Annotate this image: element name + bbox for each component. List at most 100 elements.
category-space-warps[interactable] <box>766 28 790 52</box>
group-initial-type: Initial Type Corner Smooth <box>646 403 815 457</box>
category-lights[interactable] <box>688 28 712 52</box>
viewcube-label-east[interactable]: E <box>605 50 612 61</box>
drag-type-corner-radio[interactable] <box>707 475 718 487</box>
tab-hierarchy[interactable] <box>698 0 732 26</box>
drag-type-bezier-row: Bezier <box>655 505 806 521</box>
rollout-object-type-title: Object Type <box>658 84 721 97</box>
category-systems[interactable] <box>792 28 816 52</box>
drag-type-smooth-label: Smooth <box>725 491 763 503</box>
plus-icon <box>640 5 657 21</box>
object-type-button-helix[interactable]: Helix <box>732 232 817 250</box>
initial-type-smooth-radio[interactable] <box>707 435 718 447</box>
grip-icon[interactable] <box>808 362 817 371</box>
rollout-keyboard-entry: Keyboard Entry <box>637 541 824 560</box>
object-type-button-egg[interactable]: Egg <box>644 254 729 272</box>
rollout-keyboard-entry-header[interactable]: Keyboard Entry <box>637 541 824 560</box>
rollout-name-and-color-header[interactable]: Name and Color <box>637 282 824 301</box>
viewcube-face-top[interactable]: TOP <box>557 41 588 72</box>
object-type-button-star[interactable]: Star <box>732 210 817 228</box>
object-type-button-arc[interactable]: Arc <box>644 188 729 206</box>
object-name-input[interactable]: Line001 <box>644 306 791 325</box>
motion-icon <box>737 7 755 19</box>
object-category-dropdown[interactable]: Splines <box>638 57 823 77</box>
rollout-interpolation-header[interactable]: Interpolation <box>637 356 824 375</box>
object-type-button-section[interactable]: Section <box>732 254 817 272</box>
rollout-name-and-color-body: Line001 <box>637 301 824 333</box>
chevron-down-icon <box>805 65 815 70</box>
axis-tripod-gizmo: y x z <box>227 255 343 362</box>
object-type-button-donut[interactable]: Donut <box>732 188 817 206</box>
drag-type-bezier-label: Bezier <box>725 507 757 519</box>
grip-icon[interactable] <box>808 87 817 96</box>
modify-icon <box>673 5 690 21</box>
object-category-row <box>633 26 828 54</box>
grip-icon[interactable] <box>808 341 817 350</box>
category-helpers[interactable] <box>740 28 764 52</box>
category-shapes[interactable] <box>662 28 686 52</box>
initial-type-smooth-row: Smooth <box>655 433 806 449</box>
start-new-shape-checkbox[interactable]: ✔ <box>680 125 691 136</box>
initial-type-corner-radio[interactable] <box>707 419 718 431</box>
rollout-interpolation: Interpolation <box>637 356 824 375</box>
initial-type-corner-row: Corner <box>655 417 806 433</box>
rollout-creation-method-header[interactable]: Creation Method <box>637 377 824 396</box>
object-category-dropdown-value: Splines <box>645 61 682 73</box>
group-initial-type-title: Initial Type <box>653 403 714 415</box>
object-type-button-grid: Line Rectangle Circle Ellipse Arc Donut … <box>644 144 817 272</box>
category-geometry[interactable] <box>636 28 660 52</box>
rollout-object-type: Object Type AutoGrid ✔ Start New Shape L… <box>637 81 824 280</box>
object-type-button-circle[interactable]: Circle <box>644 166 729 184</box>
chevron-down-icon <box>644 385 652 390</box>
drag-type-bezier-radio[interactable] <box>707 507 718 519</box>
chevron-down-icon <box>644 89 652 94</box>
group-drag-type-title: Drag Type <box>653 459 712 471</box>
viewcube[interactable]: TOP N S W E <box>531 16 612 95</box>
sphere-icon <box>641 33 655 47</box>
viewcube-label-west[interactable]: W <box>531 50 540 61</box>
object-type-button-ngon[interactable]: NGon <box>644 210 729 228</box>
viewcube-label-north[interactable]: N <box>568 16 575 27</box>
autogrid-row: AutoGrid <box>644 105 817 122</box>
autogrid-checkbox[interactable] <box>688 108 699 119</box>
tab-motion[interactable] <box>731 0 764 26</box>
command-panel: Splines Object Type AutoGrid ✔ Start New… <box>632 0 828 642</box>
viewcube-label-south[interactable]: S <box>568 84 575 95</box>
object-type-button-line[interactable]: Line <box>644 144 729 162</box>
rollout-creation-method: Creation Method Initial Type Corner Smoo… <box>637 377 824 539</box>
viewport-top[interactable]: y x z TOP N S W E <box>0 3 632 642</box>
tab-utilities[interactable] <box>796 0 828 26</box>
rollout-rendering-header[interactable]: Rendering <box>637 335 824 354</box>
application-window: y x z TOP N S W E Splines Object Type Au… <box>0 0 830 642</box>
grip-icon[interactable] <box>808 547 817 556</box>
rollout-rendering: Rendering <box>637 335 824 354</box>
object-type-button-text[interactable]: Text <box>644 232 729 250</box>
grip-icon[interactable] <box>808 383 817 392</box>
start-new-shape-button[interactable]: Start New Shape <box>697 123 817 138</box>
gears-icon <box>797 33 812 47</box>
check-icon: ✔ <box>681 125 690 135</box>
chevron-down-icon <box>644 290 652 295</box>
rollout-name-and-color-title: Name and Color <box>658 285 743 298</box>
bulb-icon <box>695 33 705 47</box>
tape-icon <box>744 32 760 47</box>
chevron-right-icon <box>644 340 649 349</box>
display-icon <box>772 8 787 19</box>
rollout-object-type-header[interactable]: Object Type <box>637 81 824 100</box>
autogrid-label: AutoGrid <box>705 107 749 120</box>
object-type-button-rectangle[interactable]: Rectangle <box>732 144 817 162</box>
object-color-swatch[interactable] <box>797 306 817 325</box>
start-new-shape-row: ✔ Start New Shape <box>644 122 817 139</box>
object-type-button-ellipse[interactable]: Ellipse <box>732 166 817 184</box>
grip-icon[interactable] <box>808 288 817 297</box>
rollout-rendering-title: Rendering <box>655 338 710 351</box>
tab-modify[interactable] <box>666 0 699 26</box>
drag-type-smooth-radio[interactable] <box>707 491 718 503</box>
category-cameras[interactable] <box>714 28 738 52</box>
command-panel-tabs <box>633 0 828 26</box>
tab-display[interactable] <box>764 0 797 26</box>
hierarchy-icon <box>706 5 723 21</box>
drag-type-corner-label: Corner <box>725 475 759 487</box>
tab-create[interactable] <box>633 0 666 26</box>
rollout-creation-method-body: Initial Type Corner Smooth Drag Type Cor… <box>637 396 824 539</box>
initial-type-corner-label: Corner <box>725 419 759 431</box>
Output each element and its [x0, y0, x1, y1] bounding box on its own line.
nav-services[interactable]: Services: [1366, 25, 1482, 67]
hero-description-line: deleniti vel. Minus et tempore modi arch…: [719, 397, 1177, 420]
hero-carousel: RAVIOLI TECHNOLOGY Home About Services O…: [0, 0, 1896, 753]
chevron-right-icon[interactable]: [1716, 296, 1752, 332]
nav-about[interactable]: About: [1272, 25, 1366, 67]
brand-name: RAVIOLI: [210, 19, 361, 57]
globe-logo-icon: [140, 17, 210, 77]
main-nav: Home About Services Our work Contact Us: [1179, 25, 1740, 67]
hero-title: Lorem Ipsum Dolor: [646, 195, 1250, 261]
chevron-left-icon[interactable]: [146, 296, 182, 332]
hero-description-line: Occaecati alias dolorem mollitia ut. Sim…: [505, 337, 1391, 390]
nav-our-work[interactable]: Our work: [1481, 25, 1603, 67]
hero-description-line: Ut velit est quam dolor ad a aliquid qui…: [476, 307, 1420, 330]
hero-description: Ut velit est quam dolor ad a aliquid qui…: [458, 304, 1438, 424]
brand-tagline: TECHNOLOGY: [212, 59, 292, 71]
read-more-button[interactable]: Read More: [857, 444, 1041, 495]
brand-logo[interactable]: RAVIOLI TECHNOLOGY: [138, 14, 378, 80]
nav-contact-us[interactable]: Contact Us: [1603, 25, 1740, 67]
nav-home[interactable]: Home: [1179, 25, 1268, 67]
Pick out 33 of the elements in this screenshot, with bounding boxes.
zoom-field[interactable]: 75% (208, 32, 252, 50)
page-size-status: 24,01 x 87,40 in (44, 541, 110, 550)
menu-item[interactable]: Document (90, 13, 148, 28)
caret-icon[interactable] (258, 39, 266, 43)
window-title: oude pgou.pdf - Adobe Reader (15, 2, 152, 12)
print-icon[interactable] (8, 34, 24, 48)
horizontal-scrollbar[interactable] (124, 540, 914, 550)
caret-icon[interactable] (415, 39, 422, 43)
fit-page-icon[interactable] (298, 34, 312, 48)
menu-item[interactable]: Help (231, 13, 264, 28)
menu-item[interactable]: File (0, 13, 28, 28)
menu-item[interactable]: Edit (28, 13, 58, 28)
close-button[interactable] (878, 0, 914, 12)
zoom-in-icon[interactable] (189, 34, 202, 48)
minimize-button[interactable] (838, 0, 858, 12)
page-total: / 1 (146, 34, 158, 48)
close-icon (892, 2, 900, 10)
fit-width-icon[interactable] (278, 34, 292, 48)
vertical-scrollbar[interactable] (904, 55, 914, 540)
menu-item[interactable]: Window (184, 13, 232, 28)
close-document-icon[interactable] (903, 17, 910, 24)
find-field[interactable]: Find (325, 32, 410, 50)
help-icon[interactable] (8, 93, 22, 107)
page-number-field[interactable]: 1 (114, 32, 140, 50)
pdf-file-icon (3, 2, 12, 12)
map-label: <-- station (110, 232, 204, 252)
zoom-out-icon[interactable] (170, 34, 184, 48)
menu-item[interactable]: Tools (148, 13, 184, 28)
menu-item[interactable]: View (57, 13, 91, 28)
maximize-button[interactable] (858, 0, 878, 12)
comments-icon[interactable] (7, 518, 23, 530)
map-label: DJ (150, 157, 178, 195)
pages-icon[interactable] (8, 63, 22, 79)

--- WORK REQUIRED ---
Render the data as a numbered list, from the first line through the line containing "group-initial-type: Initial Type", including both ends and leaving out any blank lines.

--- SOLUTION TO THIS EXERCISE ---
1. Annotate this image: element name + bbox for each component. List at most 100 elements.
2. category-space-warps[interactable] <box>766 28 790 52</box>
3. group-initial-type: Initial Type Corner Smooth <box>646 403 815 457</box>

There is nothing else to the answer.